> [Extracted records]:
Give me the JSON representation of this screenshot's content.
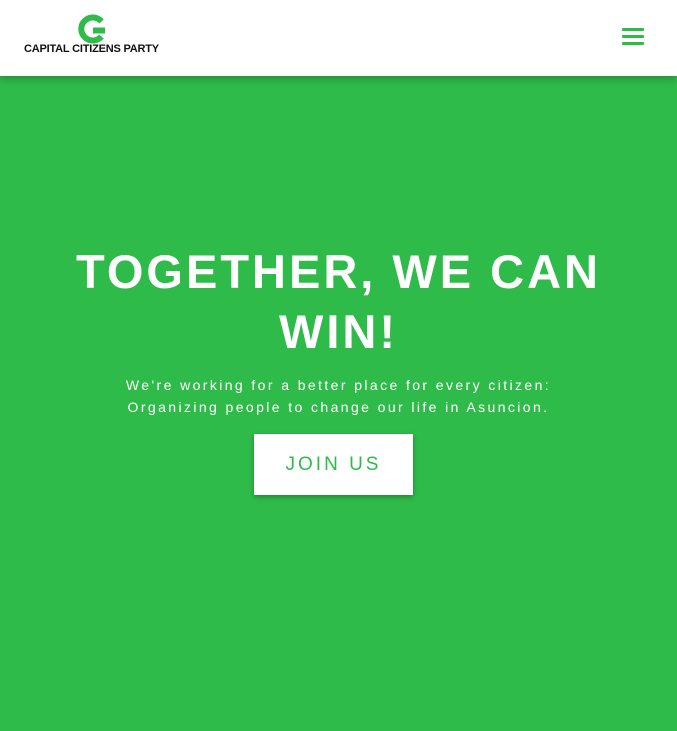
{
  "header": {
    "logo_text": "CAPITAL CITIZENS PARTY",
    "logo_icon": "c-logo-icon",
    "menu_icon": "hamburger-menu-icon"
  },
  "hero": {
    "title": "TOGETHER, WE CAN WIN!",
    "subtitle_line1": "We're working for a better place for every citizen:",
    "subtitle_line2": "Organizing people to change our life in Asuncion.",
    "cta_label": "JOIN US"
  },
  "colors": {
    "brand_green": "#2fbb4a",
    "header_background": "#ffffff",
    "text_on_green": "#ffffff",
    "logo_text": "#111111"
  }
}
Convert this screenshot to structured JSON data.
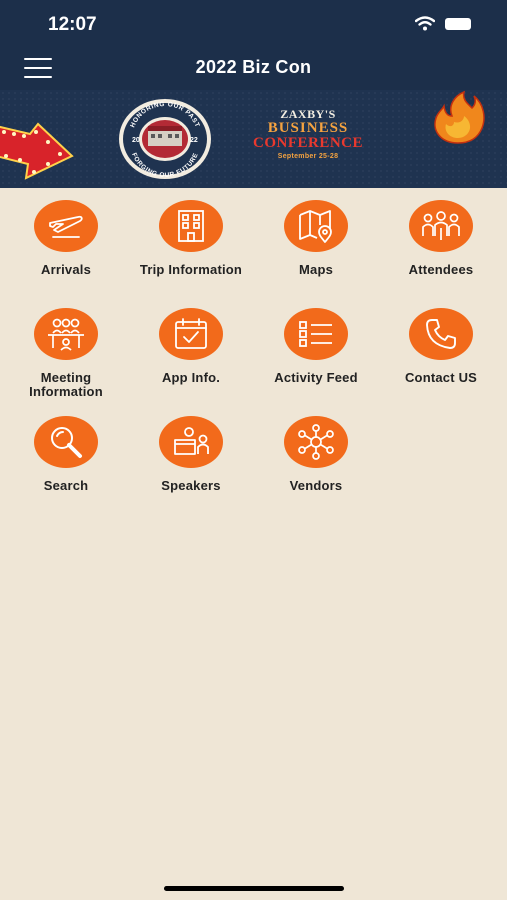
{
  "status_bar": {
    "time": "12:07"
  },
  "header": {
    "title": "2022 Biz Con"
  },
  "banner": {
    "seal": {
      "top_arc": "HONORING OUR PAST",
      "bottom_arc": "FORGING OUR FUTURE",
      "year_left": "20",
      "year_right": "22"
    },
    "brand": "ZAXBY'S",
    "line1": "BUSINESS",
    "line2": "CONFERENCE",
    "dates": "September 25-28"
  },
  "menu": {
    "items": [
      {
        "label": "Arrivals",
        "icon": "airplane-icon"
      },
      {
        "label": "Trip Information",
        "icon": "building-icon"
      },
      {
        "label": "Maps",
        "icon": "map-icon"
      },
      {
        "label": "Attendees",
        "icon": "people-icon"
      },
      {
        "label": "Meeting Information",
        "line1": "Meeting",
        "line2": "Information",
        "icon": "meeting-icon"
      },
      {
        "label": "App Info.",
        "icon": "calendar-check-icon"
      },
      {
        "label": "Activity Feed",
        "icon": "list-icon"
      },
      {
        "label": "Contact US",
        "icon": "phone-icon"
      },
      {
        "label": "Search",
        "icon": "magnifier-icon"
      },
      {
        "label": "Speakers",
        "icon": "podium-icon"
      },
      {
        "label": "Vendors",
        "icon": "network-icon"
      }
    ]
  },
  "colors": {
    "header_bg": "#1c2f4a",
    "accent": "#f26a1b",
    "page_bg": "#efe6d6",
    "text": "#222222"
  }
}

> [Exercise prompt]: Strip out the pictures and quote the remaining data word for word.

> [Answer for this exercise]:
Give me the JSON representation of this screenshot's content.
{
  "header": {
    "logo_text": "CAPITAL CITIZENS PARTY",
    "logo_icon": "c-logo-icon",
    "menu_icon": "hamburger-menu-icon"
  },
  "hero": {
    "title": "TOGETHER, WE CAN WIN!",
    "subtitle_line1": "We're working for a better place for every citizen:",
    "subtitle_line2": "Organizing people to change our life in Asuncion.",
    "cta_label": "JOIN US"
  },
  "colors": {
    "brand_green": "#2fbb4a",
    "header_background": "#ffffff",
    "text_on_green": "#ffffff",
    "logo_text": "#111111"
  }
}
Convert this screenshot to structured JSON data.
{
  "status_bar": {
    "time": "12:07"
  },
  "header": {
    "title": "2022 Biz Con"
  },
  "banner": {
    "seal": {
      "top_arc": "HONORING OUR PAST",
      "bottom_arc": "FORGING OUR FUTURE",
      "year_left": "20",
      "year_right": "22"
    },
    "brand": "ZAXBY'S",
    "line1": "BUSINESS",
    "line2": "CONFERENCE",
    "dates": "September 25-28"
  },
  "menu": {
    "items": [
      {
        "label": "Arrivals",
        "icon": "airplane-icon"
      },
      {
        "label": "Trip Information",
        "icon": "building-icon"
      },
      {
        "label": "Maps",
        "icon": "map-icon"
      },
      {
        "label": "Attendees",
        "icon": "people-icon"
      },
      {
        "label": "Meeting Information",
        "line1": "Meeting",
        "line2": "Information",
        "icon": "meeting-icon"
      },
      {
        "label": "App Info.",
        "icon": "calendar-check-icon"
      },
      {
        "label": "Activity Feed",
        "icon": "list-icon"
      },
      {
        "label": "Contact US",
        "icon": "phone-icon"
      },
      {
        "label": "Search",
        "icon": "magnifier-icon"
      },
      {
        "label": "Speakers",
        "icon": "podium-icon"
      },
      {
        "label": "Vendors",
        "icon": "network-icon"
      }
    ]
  },
  "colors": {
    "header_bg": "#1c2f4a",
    "accent": "#f26a1b",
    "page_bg": "#efe6d6",
    "text": "#222222"
  }
}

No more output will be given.